Wherever the word "Sector" shows up in a line, please copy that line.

Data records
★ ★ ★ ★

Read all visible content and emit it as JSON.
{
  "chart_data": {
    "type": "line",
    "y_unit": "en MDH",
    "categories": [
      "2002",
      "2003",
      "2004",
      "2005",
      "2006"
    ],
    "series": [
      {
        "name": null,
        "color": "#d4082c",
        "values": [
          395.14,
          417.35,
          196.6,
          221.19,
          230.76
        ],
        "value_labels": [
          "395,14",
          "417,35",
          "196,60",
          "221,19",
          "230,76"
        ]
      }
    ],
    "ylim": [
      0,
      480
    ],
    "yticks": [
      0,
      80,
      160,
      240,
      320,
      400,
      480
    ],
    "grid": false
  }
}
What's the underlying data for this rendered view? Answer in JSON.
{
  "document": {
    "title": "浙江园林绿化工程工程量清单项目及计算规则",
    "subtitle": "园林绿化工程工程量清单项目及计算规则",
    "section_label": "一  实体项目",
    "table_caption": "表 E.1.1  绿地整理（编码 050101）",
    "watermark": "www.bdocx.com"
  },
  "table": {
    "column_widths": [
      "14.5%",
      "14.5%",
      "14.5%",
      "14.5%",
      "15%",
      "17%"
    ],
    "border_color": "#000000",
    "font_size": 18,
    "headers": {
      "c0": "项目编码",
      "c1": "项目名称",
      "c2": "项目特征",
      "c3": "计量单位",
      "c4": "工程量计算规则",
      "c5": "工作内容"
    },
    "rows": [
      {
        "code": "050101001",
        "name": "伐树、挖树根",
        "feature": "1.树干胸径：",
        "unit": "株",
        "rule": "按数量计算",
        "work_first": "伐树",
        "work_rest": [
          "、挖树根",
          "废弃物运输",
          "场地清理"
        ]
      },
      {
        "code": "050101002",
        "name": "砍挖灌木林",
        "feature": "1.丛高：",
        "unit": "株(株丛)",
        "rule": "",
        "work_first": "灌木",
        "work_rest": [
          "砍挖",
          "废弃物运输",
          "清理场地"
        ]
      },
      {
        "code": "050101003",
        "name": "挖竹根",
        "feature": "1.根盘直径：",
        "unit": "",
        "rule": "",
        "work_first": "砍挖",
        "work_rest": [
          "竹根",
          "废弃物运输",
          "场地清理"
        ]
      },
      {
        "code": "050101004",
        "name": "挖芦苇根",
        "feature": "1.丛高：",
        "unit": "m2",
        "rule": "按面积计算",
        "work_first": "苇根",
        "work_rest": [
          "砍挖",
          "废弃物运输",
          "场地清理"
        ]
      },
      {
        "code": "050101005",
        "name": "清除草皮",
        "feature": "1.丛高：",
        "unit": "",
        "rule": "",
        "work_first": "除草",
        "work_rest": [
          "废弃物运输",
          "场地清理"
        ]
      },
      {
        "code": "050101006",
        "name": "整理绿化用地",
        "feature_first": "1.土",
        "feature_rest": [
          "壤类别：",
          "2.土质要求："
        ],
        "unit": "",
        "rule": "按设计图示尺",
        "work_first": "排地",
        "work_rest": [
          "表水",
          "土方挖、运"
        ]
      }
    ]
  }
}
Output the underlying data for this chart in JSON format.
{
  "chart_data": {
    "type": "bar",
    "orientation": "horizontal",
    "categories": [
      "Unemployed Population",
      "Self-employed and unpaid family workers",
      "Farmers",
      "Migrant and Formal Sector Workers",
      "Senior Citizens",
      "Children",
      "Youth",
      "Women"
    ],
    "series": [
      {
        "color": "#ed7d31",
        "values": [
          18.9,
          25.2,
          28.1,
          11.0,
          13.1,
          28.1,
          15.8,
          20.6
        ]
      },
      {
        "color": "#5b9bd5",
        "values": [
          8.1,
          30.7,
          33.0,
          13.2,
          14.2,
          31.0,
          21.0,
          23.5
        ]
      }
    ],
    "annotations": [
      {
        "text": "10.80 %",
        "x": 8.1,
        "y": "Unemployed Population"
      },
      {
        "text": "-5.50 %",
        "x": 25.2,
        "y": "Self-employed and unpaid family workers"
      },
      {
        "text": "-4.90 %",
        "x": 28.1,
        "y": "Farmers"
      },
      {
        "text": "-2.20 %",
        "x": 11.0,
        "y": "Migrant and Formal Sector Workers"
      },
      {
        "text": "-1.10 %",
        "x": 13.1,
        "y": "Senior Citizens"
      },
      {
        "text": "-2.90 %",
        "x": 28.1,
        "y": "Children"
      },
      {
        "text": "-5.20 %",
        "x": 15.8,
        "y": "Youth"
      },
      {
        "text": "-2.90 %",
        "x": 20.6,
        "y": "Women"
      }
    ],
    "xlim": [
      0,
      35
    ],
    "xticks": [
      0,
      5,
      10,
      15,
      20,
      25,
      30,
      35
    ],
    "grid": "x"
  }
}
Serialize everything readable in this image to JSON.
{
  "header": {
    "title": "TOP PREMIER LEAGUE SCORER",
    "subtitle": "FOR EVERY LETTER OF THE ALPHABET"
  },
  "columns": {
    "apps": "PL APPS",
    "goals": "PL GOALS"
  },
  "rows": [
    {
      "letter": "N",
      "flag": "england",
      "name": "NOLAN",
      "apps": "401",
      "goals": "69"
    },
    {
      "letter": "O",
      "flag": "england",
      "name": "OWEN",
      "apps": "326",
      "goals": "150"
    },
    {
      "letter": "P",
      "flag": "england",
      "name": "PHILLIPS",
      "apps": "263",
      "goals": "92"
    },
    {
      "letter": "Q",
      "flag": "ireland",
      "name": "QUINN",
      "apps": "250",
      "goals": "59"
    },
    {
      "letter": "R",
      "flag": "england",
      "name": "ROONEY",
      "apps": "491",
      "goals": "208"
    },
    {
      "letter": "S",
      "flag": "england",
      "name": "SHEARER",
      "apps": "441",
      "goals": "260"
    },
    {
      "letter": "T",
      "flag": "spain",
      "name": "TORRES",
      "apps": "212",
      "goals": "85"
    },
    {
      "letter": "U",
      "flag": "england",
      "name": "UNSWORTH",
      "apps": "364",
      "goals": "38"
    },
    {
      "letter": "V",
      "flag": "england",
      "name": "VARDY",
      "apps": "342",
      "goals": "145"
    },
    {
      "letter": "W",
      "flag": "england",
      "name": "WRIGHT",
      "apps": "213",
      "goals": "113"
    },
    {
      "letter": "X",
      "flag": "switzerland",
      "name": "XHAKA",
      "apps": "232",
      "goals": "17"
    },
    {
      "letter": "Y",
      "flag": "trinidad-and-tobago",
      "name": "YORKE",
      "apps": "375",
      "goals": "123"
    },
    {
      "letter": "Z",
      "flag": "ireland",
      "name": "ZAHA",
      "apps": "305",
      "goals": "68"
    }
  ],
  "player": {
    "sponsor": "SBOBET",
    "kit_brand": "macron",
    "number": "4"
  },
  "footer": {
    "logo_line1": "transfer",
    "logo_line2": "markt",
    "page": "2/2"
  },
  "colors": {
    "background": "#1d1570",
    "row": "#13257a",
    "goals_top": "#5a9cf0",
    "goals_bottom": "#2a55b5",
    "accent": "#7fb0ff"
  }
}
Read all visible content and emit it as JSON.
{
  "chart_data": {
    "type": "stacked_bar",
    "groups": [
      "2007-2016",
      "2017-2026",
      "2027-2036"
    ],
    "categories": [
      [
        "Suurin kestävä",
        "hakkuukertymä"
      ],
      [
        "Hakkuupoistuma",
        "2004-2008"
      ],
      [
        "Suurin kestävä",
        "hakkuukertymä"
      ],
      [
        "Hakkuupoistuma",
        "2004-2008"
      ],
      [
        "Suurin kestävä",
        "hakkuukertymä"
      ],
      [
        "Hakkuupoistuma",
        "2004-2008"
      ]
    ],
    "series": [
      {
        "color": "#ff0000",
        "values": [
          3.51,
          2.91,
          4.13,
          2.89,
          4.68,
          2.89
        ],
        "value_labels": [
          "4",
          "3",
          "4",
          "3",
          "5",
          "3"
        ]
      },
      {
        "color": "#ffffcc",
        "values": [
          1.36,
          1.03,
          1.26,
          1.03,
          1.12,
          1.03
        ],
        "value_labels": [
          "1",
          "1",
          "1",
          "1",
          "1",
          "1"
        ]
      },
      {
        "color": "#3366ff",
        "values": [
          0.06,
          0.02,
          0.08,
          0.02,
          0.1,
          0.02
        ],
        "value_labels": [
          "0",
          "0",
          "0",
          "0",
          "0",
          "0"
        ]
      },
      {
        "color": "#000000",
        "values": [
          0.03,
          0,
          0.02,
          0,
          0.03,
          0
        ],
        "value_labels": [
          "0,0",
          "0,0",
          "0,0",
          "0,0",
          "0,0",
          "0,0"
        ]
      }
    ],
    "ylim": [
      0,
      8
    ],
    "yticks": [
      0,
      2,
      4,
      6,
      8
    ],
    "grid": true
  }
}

★ ★ ★ ★

Task result:
      "Migrant and Formal Sector Workers",
        "y": "Migrant and Formal Sector Workers"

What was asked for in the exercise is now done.